Exercise aim: Find each line containing the string "image" and return it.

Extracted records:
-------

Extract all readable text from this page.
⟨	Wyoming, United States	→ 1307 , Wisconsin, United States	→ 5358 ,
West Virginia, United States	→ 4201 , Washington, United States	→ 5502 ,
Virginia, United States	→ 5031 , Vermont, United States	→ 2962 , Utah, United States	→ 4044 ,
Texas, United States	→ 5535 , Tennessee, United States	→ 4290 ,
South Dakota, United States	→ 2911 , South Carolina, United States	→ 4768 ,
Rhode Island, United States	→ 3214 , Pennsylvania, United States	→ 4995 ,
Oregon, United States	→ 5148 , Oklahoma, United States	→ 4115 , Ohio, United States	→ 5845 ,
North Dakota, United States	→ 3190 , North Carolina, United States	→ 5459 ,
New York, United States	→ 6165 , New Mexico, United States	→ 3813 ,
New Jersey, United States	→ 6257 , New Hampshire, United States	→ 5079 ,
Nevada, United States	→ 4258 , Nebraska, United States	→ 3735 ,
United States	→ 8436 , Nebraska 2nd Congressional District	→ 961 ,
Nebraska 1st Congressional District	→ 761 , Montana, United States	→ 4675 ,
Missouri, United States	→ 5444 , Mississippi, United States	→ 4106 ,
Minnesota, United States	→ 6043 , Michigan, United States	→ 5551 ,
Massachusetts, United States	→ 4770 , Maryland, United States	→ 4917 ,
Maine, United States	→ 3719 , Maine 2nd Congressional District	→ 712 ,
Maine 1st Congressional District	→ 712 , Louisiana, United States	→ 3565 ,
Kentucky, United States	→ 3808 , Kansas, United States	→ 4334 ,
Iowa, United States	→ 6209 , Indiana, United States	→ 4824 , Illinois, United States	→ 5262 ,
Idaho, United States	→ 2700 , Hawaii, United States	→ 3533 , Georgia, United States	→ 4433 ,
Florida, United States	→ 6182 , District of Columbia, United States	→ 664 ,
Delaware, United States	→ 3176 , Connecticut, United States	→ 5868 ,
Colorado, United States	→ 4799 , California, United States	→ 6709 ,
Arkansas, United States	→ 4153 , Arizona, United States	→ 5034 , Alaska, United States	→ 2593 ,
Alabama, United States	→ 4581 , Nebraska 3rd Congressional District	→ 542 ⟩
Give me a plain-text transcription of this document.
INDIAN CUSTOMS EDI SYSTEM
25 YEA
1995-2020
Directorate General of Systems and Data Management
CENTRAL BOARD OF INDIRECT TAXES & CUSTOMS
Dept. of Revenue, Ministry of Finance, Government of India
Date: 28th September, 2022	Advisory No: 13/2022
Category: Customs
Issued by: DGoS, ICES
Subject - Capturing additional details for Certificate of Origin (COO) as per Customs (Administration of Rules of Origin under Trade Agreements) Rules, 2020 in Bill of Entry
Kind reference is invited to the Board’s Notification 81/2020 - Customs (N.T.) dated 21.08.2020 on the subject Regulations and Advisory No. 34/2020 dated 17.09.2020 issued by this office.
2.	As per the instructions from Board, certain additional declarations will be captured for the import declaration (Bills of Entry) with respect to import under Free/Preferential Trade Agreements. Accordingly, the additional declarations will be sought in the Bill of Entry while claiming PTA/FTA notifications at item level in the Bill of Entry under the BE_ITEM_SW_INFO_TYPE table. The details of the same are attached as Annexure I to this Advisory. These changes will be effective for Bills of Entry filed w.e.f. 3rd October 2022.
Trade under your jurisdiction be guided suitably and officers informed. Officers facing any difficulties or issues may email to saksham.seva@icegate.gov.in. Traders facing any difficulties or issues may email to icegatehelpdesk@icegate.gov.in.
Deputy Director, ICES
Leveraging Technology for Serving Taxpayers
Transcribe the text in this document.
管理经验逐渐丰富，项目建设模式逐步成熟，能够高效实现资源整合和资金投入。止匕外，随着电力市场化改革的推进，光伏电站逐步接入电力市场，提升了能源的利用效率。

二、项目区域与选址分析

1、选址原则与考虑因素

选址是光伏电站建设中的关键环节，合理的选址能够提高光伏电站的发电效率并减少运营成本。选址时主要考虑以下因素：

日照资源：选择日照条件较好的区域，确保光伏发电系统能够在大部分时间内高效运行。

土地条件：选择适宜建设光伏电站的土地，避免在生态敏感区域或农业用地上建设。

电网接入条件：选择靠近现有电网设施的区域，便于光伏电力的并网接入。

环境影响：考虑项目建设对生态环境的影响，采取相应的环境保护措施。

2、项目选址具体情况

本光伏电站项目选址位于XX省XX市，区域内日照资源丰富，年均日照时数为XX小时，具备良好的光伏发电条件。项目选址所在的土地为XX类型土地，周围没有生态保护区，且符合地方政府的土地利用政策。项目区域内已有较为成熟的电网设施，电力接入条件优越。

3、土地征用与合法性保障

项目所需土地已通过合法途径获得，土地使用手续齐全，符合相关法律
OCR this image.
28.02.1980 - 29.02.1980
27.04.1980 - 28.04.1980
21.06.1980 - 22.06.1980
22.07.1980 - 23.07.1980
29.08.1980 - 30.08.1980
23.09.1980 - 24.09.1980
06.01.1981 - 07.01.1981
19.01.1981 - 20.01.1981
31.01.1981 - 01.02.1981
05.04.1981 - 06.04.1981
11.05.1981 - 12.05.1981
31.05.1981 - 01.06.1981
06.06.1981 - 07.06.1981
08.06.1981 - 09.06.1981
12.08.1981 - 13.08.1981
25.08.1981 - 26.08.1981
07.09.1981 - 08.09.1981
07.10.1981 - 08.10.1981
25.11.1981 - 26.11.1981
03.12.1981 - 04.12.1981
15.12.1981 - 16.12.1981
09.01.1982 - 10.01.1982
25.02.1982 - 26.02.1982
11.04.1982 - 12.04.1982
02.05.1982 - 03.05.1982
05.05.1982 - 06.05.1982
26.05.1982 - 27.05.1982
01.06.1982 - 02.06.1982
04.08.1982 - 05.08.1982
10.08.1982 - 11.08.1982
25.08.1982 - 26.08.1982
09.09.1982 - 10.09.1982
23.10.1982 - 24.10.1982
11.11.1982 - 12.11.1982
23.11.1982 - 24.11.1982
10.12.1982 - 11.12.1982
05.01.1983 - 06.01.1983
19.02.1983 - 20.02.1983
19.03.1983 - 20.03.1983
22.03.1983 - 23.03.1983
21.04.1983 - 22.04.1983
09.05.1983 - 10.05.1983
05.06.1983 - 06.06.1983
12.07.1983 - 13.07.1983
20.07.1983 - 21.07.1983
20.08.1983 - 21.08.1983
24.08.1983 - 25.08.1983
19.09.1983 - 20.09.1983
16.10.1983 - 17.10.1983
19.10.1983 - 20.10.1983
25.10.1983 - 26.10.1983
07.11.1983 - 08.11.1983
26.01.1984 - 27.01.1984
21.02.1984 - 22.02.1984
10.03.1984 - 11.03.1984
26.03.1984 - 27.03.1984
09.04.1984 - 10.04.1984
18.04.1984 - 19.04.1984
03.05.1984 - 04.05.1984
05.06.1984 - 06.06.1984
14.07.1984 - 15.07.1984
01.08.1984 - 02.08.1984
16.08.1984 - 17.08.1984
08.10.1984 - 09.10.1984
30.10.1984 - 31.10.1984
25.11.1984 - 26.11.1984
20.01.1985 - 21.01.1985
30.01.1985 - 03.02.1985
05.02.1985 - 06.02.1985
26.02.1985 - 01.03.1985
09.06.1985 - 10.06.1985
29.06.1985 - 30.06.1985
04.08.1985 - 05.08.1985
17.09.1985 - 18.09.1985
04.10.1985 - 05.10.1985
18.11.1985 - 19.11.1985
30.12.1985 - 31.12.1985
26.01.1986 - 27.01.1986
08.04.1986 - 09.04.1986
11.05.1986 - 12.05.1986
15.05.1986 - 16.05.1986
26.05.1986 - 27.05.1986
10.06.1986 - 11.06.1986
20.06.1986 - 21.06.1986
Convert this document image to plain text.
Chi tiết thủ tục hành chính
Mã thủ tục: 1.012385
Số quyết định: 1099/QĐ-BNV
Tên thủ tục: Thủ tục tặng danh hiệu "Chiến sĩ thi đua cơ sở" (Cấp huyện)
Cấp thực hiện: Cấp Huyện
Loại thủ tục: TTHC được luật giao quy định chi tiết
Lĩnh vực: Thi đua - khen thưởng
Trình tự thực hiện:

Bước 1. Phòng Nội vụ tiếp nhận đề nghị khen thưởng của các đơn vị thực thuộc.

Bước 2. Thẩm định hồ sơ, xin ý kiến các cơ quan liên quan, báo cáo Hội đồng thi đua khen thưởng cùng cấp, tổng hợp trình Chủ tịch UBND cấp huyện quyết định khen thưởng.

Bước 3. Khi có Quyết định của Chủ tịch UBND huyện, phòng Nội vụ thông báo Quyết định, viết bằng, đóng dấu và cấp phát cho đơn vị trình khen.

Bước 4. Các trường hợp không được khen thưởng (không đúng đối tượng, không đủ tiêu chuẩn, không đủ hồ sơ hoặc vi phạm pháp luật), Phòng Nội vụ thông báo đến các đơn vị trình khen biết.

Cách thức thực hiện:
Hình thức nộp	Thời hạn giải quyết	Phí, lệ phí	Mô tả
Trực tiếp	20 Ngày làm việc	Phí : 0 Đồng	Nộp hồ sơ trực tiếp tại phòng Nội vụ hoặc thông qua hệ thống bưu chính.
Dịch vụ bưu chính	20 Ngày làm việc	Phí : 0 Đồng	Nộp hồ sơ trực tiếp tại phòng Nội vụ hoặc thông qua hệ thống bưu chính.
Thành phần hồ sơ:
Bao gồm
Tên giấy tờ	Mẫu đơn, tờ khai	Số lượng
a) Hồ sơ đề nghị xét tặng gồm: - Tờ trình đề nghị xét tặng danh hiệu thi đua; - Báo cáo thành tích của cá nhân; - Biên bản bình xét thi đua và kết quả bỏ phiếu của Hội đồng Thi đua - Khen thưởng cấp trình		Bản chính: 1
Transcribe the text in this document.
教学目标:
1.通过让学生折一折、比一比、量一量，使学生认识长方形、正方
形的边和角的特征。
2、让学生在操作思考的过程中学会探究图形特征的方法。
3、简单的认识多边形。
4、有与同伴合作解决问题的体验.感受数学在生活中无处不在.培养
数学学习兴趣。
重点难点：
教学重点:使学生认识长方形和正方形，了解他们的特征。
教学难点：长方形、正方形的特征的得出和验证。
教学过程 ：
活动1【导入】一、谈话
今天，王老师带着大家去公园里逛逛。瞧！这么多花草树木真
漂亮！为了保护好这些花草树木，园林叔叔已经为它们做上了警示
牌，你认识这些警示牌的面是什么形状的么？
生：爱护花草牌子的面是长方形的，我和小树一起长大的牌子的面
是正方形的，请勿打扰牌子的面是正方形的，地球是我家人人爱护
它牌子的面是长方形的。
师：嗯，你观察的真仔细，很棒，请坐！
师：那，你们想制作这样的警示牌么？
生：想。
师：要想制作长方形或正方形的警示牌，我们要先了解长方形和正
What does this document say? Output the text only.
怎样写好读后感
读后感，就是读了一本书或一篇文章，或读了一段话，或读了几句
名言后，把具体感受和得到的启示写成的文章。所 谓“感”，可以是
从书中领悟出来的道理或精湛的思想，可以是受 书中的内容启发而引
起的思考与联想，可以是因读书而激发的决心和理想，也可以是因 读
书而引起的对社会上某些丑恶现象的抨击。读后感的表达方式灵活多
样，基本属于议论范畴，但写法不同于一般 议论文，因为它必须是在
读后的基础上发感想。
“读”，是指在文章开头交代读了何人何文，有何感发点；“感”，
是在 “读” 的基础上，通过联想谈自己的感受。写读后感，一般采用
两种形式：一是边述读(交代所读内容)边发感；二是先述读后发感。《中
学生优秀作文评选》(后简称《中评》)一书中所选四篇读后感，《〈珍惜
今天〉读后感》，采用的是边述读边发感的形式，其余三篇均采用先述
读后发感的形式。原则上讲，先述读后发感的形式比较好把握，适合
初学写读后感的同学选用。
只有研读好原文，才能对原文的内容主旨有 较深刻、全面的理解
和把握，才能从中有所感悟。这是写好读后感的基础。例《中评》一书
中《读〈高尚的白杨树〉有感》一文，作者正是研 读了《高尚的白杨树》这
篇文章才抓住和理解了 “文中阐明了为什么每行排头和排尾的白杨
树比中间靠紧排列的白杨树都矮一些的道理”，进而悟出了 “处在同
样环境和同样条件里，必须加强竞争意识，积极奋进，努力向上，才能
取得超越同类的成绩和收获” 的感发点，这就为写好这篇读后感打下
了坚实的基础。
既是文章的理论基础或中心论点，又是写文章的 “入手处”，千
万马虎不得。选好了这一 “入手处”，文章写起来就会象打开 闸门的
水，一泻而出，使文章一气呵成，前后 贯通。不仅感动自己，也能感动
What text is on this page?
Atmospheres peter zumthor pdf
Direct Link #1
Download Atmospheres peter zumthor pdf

-------

Result below:
OCR this image.
Convert this document image to plain text.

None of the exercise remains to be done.